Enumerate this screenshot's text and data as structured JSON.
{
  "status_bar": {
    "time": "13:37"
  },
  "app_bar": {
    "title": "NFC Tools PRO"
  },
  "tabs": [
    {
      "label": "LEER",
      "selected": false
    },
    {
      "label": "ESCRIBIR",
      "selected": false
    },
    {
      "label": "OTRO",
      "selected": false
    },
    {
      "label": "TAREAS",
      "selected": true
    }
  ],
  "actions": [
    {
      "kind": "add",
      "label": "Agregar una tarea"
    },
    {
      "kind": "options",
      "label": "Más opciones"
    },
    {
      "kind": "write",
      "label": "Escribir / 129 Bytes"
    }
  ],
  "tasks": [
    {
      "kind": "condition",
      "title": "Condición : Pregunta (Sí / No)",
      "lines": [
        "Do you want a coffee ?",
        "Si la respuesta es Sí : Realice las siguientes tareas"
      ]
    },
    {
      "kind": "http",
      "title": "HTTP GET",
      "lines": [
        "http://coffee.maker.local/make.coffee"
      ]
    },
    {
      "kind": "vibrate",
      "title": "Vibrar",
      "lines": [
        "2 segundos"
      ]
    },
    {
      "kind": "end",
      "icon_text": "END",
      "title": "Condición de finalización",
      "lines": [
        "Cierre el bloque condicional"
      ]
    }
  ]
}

**AIM:**
Filter the entries and copy out every line with the word "coffee".

**SOLUTION TO THIS TASK:**
        "Do you want a coffee ?",
        "http://coffee.maker.local/make.coffee"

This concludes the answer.